§ **What you are asked to do**
Every line that contains the word "PEGAS" should be copied out.

(Figure dataset records)
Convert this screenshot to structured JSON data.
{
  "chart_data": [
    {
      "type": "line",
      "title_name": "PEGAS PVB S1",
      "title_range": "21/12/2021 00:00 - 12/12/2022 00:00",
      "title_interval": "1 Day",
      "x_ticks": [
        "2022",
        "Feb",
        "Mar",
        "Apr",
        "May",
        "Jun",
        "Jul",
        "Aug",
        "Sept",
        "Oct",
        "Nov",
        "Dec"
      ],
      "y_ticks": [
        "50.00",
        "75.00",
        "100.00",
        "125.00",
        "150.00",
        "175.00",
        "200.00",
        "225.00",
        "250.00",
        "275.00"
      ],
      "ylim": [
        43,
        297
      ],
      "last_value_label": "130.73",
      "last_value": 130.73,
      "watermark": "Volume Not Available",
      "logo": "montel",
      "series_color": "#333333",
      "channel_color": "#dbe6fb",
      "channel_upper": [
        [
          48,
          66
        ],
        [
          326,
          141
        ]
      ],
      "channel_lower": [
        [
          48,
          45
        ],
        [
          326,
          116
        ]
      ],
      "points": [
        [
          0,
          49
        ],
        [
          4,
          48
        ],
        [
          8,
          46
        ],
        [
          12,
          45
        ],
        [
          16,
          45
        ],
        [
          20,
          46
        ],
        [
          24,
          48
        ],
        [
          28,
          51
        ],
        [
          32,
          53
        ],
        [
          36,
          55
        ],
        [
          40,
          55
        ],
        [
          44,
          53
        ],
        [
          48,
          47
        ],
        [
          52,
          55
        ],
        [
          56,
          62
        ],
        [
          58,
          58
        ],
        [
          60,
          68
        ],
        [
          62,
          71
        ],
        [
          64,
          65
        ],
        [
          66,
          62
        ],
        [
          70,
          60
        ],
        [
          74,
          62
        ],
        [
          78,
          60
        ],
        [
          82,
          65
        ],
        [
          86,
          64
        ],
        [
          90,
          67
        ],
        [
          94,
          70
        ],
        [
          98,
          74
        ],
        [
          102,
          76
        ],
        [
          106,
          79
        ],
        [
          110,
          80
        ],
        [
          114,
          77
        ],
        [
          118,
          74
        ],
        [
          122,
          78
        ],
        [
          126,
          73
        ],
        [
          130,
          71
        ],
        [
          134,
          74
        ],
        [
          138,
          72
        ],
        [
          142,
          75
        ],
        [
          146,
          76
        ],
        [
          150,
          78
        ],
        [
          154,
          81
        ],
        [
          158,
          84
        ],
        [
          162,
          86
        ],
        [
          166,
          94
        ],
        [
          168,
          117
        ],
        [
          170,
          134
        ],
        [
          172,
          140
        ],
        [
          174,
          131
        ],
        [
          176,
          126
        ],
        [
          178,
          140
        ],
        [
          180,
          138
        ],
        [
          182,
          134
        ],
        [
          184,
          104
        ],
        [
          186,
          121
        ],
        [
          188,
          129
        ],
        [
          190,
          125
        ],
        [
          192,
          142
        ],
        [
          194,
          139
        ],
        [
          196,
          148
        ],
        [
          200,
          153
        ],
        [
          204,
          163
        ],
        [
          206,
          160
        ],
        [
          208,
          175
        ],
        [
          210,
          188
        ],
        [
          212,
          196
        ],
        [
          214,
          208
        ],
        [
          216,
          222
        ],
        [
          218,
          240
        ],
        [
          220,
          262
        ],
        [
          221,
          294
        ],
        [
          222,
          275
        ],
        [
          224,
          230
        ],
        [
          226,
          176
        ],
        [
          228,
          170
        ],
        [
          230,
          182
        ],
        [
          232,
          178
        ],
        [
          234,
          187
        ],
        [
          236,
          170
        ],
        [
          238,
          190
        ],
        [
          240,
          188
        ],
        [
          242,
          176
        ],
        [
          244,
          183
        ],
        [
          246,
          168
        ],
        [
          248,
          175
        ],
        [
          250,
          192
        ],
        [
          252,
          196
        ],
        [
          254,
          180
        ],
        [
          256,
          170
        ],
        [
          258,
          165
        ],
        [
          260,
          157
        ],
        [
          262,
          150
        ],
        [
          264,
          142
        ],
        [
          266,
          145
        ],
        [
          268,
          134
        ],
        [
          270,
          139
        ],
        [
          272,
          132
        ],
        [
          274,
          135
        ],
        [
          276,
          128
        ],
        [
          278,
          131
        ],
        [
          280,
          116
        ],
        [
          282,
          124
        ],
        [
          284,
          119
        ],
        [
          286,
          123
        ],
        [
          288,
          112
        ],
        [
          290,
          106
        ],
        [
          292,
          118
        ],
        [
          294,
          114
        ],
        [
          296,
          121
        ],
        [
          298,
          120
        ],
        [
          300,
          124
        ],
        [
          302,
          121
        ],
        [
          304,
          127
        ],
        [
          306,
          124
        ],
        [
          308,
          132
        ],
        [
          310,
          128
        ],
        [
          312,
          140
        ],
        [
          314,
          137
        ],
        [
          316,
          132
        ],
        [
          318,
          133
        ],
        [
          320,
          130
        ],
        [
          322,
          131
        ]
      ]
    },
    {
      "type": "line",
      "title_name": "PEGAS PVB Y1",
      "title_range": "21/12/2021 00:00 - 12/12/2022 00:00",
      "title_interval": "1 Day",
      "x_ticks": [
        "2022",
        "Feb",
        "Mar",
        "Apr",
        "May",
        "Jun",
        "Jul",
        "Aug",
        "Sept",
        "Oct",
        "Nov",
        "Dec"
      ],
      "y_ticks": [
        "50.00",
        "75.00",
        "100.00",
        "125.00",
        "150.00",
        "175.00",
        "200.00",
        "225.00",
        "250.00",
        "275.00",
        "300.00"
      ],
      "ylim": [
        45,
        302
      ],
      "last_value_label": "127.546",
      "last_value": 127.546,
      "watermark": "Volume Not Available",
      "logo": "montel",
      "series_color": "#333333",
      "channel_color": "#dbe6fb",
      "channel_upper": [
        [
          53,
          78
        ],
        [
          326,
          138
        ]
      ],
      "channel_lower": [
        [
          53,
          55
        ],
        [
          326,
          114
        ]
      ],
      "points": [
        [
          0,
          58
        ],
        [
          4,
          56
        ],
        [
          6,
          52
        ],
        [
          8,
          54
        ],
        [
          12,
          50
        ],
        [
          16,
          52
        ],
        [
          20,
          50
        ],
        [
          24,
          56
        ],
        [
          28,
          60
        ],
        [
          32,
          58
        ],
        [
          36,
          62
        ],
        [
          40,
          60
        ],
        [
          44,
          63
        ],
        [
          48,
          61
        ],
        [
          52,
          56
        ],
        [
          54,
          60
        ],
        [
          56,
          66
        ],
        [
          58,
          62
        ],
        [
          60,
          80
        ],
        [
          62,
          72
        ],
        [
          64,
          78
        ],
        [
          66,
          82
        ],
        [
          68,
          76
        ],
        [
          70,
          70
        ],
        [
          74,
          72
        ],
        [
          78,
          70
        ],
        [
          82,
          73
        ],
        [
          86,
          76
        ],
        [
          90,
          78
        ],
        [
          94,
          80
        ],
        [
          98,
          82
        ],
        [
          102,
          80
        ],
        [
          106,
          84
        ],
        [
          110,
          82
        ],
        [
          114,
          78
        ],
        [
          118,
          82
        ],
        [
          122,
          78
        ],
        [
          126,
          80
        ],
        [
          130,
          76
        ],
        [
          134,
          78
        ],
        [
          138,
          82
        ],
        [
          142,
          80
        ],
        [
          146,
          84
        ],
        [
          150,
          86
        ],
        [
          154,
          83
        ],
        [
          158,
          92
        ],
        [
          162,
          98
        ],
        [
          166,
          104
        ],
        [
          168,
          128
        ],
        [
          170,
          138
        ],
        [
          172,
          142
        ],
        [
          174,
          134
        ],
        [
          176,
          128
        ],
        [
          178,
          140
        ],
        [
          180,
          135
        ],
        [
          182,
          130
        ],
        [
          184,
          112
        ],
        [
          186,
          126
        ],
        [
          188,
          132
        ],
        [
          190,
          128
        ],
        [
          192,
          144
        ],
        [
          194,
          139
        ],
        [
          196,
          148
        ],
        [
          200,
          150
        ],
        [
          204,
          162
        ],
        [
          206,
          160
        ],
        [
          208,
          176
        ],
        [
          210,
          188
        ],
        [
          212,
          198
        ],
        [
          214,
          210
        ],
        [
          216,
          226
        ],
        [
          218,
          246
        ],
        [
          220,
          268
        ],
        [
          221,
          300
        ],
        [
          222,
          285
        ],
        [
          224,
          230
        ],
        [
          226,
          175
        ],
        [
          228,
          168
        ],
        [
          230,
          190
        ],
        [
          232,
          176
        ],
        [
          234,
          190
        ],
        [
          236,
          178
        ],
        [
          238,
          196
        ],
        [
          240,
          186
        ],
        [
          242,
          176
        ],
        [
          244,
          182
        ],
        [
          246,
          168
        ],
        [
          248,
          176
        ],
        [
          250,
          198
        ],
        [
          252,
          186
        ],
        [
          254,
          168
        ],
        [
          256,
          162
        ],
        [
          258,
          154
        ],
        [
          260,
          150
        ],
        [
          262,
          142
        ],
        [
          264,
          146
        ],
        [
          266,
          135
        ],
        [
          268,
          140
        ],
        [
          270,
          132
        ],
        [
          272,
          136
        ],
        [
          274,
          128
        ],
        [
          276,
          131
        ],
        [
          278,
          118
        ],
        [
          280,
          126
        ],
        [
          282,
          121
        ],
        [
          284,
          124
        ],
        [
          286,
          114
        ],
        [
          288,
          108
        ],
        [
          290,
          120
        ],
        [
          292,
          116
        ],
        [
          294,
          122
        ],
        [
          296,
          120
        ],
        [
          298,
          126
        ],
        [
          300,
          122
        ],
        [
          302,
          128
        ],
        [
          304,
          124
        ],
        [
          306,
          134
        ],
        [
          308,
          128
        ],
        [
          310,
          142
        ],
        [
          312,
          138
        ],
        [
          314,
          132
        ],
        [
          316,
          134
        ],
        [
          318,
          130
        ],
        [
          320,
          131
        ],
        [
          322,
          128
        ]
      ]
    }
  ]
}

§ **Result of the exercise**
      "title_name": "PEGAS PVB S1",
      "title_name": "PEGAS PVB Y1",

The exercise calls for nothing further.